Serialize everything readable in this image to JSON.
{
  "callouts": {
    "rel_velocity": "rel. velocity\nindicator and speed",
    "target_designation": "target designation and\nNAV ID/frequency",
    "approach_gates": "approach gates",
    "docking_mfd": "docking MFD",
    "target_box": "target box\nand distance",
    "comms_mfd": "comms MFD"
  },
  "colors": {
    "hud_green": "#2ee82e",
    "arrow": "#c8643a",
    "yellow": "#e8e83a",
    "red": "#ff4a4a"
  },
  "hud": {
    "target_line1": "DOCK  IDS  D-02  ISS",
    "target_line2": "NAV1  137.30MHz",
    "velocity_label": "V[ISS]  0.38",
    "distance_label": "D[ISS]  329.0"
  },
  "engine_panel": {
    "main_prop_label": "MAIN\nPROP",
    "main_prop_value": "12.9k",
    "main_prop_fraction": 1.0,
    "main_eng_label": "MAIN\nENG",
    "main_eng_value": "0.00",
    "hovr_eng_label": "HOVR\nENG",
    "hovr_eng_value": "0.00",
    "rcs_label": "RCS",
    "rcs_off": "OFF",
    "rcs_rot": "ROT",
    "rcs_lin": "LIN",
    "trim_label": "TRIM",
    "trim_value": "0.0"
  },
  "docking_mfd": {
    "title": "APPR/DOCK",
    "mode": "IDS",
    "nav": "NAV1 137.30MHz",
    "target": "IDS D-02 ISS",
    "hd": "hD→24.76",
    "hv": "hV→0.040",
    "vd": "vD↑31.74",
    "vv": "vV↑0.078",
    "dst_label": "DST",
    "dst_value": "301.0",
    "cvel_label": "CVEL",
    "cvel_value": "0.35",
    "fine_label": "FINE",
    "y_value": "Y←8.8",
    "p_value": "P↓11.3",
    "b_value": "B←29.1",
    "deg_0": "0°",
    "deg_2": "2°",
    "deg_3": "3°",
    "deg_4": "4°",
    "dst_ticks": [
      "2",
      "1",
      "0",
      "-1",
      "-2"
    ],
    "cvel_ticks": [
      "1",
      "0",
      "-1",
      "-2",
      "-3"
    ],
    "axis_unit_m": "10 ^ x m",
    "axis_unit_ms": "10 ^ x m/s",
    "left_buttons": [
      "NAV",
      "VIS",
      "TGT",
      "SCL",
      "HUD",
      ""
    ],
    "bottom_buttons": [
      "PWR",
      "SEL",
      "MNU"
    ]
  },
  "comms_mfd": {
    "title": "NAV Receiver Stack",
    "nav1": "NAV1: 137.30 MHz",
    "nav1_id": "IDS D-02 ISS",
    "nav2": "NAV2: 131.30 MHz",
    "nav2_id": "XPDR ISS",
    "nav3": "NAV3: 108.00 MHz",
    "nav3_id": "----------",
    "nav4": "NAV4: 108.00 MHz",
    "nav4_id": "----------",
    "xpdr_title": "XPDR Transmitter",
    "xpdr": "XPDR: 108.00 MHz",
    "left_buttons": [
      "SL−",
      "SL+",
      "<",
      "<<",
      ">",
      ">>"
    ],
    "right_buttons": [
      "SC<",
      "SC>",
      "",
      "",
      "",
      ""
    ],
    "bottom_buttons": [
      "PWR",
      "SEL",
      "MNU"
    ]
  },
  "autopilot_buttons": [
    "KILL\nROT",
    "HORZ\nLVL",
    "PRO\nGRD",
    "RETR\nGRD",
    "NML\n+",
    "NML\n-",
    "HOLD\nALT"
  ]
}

# [DIRECTIONS FOR THIS TASK]
Copy out the whole listing exactly; please set it all down.

# [FINAL RESULT]
Serialize everything readable in this image to JSON.
{
  "callouts": {
    "rel_velocity": "rel. velocity\nindicator and speed",
    "target_designation": "target designation and\nNAV ID/frequency",
    "approach_gates": "approach gates",
    "docking_mfd": "docking MFD",
    "target_box": "target box\nand distance",
    "comms_mfd": "comms MFD"
  },
  "colors": {
    "hud_green": "#2ee82e",
    "arrow": "#c8643a",
    "yellow": "#e8e83a",
    "red": "#ff4a4a"
  },
  "hud": {
    "target_line1": "DOCK  IDS  D-02  ISS",
    "target_line2": "NAV1  137.30MHz",
    "velocity_label": "V[ISS]  0.38",
    "distance_label": "D[ISS]  329.0"
  },
  "engine_panel": {
    "main_prop_label": "MAIN\nPROP",
    "main_prop_value": "12.9k",
    "main_prop_fraction": 1.0,
    "main_eng_label": "MAIN\nENG",
    "main_eng_value": "0.00",
    "hovr_eng_label": "HOVR\nENG",
    "hovr_eng_value": "0.00",
    "rcs_label": "RCS",
    "rcs_off": "OFF",
    "rcs_rot": "ROT",
    "rcs_lin": "LIN",
    "trim_label": "TRIM",
    "trim_value": "0.0"
  },
  "docking_mfd": {
    "title": "APPR/DOCK",
    "mode": "IDS",
    "nav": "NAV1 137.30MHz",
    "target": "IDS D-02 ISS",
    "hd": "hD→24.76",
    "hv": "hV→0.040",
    "vd": "vD↑31.74",
    "vv": "vV↑0.078",
    "dst_label": "DST",
    "dst_value": "301.0",
    "cvel_label": "CVEL",
    "cvel_value": "0.35",
    "fine_label": "FINE",
    "y_value": "Y←8.8",
    "p_value": "P↓11.3",
    "b_value": "B←29.1",
    "deg_0": "0°",
    "deg_2": "2°",
    "deg_3": "3°",
    "deg_4": "4°",
    "dst_ticks": [
      "2",
      "1",
      "0",
      "-1",
      "-2"
    ],
    "cvel_ticks": [
      "1",
      "0",
      "-1",
      "-2",
      "-3"
    ],
    "axis_unit_m": "10 ^ x m",
    "axis_unit_ms": "10 ^ x m/s",
    "left_buttons": [
      "NAV",
      "VIS",
      "TGT",
      "SCL",
      "HUD",
      ""
    ],
    "bottom_buttons": [
      "PWR",
      "SEL",
      "MNU"
    ]
  },
  "comms_mfd": {
    "title": "NAV Receiver Stack",
    "nav1": "NAV1: 137.30 MHz",
    "nav1_id": "IDS D-02 ISS",
    "nav2": "NAV2: 131.30 MHz",
    "nav2_id": "XPDR ISS",
    "nav3": "NAV3: 108.00 MHz",
    "nav3_id": "----------",
    "nav4": "NAV4: 108.00 MHz",
    "nav4_id": "----------",
    "xpdr_title": "XPDR Transmitter",
    "xpdr": "XPDR: 108.00 MHz",
    "left_buttons": [
      "SL−",
      "SL+",
      "<",
      "<<",
      ">",
      ">>"
    ],
    "right_buttons": [
      "SC<",
      "SC>",
      "",
      "",
      "",
      ""
    ],
    "bottom_buttons": [
      "PWR",
      "SEL",
      "MNU"
    ]
  },
  "autopilot_buttons": [
    "KILL\nROT",
    "HORZ\nLVL",
    "PRO\nGRD",
    "RETR\nGRD",
    "NML\n+",
    "NML\n-",
    "HOLD\nALT"
  ]
}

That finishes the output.